» Required task
Out of the lines below, please list those that hold the string "this".
[start Data for the task]
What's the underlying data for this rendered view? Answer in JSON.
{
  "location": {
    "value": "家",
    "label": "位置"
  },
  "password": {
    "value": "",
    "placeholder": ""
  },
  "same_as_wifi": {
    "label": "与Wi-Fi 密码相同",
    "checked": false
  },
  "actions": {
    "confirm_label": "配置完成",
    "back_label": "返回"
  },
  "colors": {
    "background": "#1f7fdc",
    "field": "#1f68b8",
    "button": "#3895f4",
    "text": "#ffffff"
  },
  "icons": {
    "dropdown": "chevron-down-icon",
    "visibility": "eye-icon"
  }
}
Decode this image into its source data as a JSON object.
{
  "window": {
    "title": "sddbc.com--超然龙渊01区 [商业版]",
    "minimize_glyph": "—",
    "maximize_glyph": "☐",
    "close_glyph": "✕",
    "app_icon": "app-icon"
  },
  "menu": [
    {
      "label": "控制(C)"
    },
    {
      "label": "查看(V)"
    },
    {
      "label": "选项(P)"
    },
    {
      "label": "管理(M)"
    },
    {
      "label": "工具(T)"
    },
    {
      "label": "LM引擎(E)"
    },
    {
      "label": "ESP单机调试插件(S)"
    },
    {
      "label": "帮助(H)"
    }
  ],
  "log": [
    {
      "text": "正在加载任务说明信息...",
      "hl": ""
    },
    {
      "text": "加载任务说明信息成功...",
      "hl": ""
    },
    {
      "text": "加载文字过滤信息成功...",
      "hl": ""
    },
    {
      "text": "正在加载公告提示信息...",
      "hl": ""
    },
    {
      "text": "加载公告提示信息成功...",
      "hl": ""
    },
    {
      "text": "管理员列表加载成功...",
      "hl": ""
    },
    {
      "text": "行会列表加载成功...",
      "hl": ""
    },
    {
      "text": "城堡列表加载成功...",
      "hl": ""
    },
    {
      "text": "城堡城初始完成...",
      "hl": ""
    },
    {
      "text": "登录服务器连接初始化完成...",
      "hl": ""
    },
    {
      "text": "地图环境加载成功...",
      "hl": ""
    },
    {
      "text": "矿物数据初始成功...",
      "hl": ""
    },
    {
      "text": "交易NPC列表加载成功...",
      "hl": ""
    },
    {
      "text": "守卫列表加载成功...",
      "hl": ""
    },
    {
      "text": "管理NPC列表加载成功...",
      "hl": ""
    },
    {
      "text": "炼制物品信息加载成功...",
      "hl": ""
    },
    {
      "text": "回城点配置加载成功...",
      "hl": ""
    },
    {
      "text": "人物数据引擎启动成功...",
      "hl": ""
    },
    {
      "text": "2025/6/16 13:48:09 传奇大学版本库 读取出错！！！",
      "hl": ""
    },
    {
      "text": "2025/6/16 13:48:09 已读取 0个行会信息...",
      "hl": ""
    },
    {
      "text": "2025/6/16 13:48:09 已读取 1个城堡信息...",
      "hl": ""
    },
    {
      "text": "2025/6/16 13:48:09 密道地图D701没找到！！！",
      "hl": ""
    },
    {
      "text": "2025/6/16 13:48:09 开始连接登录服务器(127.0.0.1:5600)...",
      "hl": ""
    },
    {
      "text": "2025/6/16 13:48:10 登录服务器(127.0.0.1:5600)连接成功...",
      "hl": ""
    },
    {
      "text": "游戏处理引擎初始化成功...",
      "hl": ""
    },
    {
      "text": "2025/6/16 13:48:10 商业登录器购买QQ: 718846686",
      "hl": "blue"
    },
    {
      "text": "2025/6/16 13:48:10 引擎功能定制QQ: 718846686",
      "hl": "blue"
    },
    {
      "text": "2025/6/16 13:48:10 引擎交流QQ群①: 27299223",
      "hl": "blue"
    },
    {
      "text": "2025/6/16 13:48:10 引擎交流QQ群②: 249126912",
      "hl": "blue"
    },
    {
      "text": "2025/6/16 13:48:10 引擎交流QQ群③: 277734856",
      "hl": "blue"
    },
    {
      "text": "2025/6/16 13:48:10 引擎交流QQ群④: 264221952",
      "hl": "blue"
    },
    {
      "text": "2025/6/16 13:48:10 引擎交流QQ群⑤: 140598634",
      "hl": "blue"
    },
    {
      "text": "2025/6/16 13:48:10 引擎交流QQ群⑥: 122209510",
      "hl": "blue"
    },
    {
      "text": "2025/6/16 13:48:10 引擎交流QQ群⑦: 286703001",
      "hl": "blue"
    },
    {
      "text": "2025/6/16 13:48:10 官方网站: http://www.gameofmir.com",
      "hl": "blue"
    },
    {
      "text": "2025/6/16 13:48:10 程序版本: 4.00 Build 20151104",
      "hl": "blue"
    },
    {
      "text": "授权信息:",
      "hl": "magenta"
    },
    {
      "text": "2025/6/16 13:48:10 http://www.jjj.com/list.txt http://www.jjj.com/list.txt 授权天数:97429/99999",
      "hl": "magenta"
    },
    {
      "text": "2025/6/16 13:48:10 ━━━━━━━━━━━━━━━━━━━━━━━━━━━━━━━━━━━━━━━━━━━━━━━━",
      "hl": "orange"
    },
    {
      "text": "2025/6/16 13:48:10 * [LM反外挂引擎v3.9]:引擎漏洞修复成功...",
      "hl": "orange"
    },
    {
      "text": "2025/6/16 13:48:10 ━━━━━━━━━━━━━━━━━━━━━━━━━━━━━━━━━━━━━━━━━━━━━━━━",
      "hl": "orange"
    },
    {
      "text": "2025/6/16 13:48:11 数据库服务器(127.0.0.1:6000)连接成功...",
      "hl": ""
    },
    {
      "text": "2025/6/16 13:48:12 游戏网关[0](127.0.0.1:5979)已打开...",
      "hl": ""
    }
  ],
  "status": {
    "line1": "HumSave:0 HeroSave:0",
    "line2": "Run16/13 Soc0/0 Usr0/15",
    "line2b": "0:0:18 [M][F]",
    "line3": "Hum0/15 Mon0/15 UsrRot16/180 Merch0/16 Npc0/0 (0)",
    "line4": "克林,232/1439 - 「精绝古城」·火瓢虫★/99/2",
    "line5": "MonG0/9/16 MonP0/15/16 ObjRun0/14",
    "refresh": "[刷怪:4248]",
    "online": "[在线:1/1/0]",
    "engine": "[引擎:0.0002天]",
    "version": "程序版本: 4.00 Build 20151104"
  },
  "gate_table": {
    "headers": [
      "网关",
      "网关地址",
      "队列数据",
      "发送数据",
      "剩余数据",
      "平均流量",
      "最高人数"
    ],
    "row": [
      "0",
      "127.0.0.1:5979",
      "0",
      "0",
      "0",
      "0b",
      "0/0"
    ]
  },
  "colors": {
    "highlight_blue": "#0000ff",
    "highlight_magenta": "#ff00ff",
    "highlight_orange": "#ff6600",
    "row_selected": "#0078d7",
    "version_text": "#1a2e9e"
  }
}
[end Data for the task]
» Solution
What's the underlying data for this rendered view? Answer in JSON.
Decode this image into its source data as a JSON object.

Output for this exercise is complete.